◆ SUPPLIED RECORDS ◆
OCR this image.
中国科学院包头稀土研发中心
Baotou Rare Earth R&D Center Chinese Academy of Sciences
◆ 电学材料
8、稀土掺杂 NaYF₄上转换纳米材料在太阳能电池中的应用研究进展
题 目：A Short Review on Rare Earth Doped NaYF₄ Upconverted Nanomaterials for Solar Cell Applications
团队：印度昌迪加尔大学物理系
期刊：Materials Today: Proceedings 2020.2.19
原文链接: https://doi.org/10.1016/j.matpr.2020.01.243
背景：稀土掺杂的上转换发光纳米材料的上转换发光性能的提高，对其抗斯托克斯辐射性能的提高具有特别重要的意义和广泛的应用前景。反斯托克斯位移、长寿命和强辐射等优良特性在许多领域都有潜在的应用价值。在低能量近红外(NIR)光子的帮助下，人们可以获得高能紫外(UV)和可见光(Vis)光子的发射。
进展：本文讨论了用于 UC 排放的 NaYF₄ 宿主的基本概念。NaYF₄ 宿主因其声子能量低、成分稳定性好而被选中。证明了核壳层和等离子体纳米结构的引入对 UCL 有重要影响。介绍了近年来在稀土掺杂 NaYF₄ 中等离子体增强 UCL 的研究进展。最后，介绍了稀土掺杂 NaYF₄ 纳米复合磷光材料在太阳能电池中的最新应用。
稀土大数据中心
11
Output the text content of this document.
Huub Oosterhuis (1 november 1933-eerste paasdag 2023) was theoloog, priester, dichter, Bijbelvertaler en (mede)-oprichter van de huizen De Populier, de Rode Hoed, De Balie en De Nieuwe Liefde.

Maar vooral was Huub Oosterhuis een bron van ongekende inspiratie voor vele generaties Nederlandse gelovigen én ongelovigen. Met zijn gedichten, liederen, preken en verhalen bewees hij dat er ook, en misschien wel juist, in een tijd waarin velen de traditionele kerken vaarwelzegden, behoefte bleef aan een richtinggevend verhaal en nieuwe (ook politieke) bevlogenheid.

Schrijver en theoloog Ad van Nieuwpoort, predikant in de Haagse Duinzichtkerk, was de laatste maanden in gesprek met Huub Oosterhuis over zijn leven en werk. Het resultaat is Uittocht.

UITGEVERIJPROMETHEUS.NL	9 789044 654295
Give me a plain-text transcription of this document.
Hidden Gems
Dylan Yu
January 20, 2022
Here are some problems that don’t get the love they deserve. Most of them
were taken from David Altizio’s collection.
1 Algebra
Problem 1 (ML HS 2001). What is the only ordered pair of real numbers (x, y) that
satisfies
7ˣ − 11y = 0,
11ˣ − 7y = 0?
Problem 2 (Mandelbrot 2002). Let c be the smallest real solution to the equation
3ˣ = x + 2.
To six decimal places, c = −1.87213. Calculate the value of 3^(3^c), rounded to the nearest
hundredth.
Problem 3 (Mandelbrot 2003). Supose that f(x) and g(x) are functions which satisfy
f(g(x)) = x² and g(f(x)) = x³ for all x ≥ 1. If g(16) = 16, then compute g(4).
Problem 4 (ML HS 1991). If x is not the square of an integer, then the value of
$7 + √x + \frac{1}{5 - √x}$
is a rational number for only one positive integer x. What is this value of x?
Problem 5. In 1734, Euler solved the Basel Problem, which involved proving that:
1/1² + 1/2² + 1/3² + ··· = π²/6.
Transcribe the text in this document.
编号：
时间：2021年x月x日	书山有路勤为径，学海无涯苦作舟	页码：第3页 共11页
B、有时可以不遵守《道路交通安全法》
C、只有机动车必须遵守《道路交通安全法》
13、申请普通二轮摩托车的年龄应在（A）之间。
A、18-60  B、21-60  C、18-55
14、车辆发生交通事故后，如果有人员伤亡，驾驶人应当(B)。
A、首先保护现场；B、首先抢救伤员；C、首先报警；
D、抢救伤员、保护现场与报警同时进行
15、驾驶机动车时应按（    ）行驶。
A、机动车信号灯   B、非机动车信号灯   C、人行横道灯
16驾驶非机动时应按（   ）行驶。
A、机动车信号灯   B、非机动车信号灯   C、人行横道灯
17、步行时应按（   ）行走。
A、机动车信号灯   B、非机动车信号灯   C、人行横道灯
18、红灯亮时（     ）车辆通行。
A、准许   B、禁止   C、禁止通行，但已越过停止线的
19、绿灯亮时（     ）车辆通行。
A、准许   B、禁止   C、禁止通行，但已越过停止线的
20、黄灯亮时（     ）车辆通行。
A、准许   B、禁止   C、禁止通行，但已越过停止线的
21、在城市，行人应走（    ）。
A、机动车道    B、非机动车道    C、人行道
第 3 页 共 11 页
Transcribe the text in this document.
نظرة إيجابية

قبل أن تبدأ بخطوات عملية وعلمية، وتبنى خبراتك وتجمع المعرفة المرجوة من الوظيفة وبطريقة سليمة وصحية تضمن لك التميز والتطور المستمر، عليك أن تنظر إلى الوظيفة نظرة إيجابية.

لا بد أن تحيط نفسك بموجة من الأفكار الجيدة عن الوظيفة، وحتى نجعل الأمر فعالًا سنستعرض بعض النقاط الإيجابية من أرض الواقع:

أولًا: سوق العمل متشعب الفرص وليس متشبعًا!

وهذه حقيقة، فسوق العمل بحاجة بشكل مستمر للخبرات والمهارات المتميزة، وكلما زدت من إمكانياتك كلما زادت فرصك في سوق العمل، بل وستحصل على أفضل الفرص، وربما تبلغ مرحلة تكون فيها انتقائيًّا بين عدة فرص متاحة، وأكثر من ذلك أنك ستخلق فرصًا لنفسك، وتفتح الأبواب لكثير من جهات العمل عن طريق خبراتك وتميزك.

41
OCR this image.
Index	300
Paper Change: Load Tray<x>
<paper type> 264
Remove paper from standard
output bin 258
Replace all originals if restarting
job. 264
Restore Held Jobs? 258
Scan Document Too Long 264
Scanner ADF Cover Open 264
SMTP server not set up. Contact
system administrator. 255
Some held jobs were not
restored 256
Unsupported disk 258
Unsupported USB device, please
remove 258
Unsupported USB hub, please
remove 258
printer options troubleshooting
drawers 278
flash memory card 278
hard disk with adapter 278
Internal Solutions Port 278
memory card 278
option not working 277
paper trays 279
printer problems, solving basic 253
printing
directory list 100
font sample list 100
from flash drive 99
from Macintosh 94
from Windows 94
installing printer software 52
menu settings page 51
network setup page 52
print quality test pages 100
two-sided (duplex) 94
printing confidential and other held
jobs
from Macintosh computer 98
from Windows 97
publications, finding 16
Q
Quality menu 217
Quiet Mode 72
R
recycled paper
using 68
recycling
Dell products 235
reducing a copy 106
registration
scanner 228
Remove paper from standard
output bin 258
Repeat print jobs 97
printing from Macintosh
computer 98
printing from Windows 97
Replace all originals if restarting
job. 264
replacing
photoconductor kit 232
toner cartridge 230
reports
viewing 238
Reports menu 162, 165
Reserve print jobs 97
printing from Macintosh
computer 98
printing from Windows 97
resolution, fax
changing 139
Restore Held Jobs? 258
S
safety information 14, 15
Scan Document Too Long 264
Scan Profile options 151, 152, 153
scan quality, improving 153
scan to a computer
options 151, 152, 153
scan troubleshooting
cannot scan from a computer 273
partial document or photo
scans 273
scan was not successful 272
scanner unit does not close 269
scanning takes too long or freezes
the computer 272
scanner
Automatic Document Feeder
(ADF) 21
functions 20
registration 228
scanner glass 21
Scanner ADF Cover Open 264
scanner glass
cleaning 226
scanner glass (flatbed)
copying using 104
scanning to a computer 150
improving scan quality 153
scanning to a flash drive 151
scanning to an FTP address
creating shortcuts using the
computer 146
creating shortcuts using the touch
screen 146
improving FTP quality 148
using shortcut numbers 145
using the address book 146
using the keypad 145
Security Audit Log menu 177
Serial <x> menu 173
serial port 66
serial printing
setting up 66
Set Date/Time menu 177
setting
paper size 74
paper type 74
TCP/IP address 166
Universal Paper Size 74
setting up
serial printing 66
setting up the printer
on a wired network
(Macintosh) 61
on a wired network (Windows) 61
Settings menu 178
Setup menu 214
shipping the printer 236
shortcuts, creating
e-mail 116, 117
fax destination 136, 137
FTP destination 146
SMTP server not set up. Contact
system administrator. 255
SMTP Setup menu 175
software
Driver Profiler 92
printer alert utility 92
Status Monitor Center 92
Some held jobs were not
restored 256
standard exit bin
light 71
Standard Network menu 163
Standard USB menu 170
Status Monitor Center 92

◆ WHAT TO WORK ON ◆
List each line of the entries that holds the string "Huub".

◆ PROBLEM SOLUTION ◆
Huub Oosterhuis (1 november 1933-eerste paasdag 2023) was theoloog, priester, dichter, Bijbelvertaler en (mede)-oprichter van de huizen De Populier, de Rode Hoed, De Balie en De Nieuwe Liefde.
Maar vooral was Huub Oosterhuis een bron van ongekende inspiratie voor vele generaties Nederlandse gelovigen én ongelovigen. Met zijn gedichten, liederen, preken en verhalen bewees hij dat er ook, en misschien wel juist, in een tijd waarin velen de traditionele kerken vaarwelzegden, behoefte bleef aan een richtinggevend verhaal en nieuwe (ook politieke) bevlogenheid.
Schrijver en theoloog Ad van Nieuwpoort, predikant in de Haagse Duinzichtkerk, was de laatste maanden in gesprek met Huub Oosterhuis over zijn leven en werk. Het resultaat is Uittocht.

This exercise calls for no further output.